[Document section]

In Japan, the demand for BPM solutions has risen significantly amid the implementation of the 'My Number' law. The new legislation allocates a unique identification number to all Japanese citizens, thereby streamlining the exchange of information regarding individuals between government institutions. The biggest implication the law has for the private sector lies in how these numbers will
be stored by businesses for tax purposes.

"My Number," says Tan, "is very sensitive, private information. If this information was leaked to someone else, the individual or company responsible for storing that information will be punished. The strictest punishment that can be imposed on any individual misusing that data is a prison sentence of up to four years, and a fine of up to two million yen. Therefore, every company that has my number should store it very safely. For the small company, it's very easy to store the numbers for a workforce of five or ten, but for a company that employs 100 people or 500 people, the task becomes more difficult."

Using a combination of the CORDYS platform, the company's sophisticated electronic signature service, IntaSect is enabling clients up and down Japan to integrate the acquisition and storage of their employees' identification numbers into their hiring and redundancy procedures. "So in that case," says Tan, "you can comply with the law to work on this thing, and you can let most of the process be visible and easy to follow."

Reach across

A significant share of IntaSect's business involves providing similar BPM solutions to Japanese companies operating on the Chinese mainland. The vision of the People's Republic as a bottomless exports market for these clients is belied by the harsh realities that such expatriate businesses face by working in China. "It's not down to technical reasons; it's cultural," Tan says. "Normally, working in both countries is hard - more so in the current political climate. The advantage I have is that I've lived and worked in Japan for about 30 years, but I was born in China. Therefore, I can easily understand the cultural differences between the two. So in that case, IntaSect has a great advantage over its competitors.

"We have about 600 people working for us in China," Tan explains. "We work with several very big Japanese clients in the country, including Toyota and Mitsubishi. For the pure Chinese company however, normally it's very difficult to work with these businesses, as in most cases they don't understand Japanese working practices. Yet we can understand them very easily, since we've been deeply immersed in Japanese culture. At the same time, we are succeeding in attracting local Chinese customers.

[/Document section]
[Excerpted data]

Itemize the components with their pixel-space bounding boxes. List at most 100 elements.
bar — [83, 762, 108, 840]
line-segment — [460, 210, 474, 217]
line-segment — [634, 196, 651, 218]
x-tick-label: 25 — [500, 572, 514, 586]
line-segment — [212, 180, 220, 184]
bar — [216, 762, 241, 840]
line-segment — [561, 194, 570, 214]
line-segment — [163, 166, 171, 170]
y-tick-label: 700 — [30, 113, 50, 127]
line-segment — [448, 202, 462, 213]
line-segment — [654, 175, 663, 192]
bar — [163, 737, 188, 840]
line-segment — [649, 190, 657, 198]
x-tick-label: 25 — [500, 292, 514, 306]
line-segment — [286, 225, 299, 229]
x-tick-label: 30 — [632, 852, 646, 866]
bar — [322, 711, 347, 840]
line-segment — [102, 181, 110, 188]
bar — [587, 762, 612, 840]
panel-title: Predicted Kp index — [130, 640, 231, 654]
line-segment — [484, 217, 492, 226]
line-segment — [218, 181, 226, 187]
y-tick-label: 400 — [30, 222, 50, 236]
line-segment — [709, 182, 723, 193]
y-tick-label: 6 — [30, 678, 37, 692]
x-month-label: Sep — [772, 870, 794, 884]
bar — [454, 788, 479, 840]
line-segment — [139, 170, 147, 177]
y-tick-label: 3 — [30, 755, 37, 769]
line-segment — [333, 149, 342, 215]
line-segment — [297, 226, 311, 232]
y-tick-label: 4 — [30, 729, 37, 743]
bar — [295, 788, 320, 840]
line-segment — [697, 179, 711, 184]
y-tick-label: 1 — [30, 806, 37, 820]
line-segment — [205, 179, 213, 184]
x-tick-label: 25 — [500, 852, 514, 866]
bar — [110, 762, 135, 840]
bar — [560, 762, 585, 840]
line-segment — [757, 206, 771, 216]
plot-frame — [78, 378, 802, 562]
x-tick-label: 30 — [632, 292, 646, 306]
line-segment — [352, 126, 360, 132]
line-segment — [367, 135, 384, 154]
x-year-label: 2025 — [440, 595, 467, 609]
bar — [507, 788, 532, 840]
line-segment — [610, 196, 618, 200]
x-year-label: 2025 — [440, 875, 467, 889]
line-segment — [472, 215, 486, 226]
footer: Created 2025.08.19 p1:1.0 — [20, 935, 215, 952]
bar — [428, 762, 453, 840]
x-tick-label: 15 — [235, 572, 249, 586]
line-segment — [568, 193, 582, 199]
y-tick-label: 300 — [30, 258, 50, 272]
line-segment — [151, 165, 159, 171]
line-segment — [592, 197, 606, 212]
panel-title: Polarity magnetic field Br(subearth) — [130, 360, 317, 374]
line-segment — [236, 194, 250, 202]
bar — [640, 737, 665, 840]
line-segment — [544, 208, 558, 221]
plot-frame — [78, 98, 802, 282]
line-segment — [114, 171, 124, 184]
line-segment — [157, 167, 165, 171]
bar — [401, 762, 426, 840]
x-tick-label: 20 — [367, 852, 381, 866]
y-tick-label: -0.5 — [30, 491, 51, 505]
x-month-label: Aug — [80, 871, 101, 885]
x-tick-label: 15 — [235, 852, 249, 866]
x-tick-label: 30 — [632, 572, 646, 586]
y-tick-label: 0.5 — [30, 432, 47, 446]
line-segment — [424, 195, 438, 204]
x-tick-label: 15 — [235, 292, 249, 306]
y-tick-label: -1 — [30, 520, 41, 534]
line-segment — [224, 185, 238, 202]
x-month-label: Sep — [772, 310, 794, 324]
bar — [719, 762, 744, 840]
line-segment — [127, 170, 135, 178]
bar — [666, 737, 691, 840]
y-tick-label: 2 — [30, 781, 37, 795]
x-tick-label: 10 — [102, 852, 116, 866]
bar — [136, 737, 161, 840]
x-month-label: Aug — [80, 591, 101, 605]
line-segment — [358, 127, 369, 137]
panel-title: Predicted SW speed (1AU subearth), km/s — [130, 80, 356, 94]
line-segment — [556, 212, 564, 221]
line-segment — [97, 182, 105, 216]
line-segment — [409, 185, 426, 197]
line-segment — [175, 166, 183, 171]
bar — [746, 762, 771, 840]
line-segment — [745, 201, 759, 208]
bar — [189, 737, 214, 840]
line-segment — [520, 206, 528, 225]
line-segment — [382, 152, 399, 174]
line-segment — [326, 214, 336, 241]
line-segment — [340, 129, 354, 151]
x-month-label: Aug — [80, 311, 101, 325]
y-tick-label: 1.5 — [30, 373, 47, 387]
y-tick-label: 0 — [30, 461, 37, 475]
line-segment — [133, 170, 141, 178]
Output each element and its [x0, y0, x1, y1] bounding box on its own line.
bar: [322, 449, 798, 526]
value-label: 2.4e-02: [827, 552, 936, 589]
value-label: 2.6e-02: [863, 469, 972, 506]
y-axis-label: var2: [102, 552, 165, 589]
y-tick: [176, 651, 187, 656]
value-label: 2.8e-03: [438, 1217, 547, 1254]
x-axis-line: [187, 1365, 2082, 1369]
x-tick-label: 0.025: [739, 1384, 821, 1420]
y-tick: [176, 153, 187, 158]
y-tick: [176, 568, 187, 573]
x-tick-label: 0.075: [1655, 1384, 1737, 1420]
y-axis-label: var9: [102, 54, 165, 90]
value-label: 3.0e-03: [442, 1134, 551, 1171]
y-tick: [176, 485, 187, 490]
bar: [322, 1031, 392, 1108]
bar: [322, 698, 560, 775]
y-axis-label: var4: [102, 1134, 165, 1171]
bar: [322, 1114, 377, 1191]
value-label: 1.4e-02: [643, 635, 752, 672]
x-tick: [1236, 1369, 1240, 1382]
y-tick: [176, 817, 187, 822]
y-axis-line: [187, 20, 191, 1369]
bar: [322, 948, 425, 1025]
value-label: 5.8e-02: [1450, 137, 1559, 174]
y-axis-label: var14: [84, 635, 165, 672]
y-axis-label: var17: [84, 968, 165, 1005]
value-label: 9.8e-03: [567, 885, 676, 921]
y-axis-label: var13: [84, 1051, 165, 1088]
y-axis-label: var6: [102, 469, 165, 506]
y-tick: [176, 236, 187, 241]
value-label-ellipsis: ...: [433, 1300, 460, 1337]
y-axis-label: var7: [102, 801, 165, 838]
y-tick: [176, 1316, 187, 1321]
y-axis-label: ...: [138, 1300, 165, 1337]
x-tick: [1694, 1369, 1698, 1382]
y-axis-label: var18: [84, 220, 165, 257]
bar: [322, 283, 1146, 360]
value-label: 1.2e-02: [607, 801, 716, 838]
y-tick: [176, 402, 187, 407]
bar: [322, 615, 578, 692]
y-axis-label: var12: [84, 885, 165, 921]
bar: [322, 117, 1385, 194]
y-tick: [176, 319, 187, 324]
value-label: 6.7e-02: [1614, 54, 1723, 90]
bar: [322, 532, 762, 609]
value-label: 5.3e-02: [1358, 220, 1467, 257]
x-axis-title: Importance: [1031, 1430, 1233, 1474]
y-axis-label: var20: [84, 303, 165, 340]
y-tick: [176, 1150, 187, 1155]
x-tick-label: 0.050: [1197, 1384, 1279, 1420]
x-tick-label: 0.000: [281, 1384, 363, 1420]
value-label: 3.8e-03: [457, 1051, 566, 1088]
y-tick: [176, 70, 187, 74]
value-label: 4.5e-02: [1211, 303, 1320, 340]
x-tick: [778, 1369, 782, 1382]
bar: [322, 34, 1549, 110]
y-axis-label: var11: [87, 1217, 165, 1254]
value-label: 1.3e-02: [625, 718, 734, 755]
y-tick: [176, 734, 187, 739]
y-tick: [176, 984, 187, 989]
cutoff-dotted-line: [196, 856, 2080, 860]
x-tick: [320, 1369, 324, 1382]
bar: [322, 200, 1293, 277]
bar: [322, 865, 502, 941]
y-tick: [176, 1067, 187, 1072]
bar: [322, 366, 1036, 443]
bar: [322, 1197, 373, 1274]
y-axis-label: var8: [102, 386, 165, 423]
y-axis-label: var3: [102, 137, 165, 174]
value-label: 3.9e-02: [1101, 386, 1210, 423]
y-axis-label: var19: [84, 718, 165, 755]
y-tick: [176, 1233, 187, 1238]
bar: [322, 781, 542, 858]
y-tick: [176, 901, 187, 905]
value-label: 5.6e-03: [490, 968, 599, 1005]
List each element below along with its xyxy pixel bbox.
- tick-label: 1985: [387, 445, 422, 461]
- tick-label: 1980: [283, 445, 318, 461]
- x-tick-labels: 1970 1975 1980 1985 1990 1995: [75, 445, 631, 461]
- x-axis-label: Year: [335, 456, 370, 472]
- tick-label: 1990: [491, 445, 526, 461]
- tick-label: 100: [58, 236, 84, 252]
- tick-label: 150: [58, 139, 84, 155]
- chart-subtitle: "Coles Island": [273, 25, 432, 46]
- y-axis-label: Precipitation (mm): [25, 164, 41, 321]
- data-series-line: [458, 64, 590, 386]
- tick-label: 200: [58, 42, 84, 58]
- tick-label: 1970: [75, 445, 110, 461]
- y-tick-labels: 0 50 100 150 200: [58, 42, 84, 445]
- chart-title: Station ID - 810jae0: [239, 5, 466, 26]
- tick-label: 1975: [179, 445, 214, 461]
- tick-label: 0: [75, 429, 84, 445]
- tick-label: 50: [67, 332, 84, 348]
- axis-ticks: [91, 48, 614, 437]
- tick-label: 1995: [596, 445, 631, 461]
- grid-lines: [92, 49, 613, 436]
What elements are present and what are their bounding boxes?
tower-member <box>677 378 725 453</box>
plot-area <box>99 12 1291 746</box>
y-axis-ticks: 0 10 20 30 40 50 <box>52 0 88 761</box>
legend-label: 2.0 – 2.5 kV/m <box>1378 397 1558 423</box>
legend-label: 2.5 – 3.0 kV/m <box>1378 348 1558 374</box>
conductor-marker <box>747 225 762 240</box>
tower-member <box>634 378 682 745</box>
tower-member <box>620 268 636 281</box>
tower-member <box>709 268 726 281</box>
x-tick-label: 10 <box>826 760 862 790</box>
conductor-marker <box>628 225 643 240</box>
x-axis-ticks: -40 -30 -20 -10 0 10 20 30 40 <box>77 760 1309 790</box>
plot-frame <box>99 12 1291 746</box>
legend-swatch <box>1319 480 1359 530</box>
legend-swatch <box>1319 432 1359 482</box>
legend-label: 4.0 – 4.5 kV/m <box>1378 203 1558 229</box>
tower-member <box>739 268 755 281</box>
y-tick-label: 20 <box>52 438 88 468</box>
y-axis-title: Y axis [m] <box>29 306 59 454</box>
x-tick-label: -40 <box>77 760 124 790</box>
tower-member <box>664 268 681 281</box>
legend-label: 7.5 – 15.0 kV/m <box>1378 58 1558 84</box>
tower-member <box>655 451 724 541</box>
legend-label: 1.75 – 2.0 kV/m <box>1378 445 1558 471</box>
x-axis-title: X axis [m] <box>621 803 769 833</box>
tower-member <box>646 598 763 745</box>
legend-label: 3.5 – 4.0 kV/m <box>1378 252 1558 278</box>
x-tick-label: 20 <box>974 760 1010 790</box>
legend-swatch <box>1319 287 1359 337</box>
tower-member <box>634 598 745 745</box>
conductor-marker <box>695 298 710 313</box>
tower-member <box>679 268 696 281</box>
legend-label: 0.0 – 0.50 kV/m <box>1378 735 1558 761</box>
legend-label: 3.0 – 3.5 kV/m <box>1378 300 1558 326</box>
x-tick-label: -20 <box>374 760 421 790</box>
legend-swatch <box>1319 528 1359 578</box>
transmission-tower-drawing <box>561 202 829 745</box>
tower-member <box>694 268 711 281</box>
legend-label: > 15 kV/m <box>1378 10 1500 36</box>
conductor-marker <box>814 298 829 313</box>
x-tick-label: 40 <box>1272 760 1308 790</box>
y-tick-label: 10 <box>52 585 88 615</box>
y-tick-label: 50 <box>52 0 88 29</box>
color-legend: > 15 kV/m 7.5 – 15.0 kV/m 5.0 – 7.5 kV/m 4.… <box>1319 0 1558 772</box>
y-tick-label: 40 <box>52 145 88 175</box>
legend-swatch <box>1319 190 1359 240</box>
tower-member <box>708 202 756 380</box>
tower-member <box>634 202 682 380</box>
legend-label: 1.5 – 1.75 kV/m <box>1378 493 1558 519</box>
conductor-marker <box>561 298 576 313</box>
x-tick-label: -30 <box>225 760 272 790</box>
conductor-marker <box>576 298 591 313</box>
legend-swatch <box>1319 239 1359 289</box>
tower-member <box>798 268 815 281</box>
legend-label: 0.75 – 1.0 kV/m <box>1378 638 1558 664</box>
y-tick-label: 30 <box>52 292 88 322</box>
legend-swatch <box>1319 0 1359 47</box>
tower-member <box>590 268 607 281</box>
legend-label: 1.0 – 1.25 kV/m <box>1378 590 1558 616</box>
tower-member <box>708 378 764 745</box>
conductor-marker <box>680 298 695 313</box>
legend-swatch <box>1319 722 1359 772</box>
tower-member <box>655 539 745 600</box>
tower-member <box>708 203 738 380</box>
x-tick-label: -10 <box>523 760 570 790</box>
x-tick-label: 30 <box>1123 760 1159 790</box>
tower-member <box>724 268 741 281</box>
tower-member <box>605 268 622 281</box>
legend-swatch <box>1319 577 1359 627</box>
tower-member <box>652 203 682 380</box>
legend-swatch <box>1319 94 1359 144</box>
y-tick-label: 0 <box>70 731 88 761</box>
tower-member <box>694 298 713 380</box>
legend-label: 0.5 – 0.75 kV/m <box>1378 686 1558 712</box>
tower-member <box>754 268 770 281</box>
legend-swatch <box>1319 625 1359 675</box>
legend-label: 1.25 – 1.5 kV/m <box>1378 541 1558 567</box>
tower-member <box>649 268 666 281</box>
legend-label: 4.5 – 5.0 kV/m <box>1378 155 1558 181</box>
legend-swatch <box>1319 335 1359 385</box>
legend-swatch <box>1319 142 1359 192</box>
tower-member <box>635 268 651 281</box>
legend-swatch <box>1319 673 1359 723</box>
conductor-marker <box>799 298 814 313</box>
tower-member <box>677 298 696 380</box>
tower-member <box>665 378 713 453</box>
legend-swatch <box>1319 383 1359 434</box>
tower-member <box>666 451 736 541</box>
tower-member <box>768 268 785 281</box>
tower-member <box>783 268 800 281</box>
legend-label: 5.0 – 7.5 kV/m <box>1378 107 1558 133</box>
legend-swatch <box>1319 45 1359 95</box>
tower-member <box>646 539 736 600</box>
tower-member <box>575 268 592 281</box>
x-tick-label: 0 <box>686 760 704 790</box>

[/Excerpted data]

**Exercise tasks:**
**1)** In the IntaSect article, list the workforce sizes Tan gives as examples when comparing how easily small and larger companies can store employees' numbers.
**2)** Extend the IntaSect article past its final sentence.

**Answers to each task:**
**1)** Five, ten, 100, 500

**2)**
A few big Chinese companies, after we worked with them, said 'Okay, your working style is very good, and CORDYS is very good'."

IntaSect's considerable reputation as a trustworthy business partner for companies from both nations is embodied in its recently concluded deal with Baidu.

Tan's company is now the premier agent for Japanese companies that want to advertise on China's go-to search engine. "This arrangement has been very successful because we have the experience in working with corporations from both nations, and because we work very hard in order to maintain the high quality of our internet advertising," he says.

Putting down roots

It is the same disciplined work ethic that pushed Tan into founding IntaSect. "I got my PhD in 1993, at Osaka University," he says. "At that time, I never thought I was capable of being a CEO of a company. I was crazy about programming. I could sit down, find a desk and work for 20 hours." It's not difficult to see that same focus allowing IntaSect to succeed in its ambitions to begin selling to markets across Europe and North America.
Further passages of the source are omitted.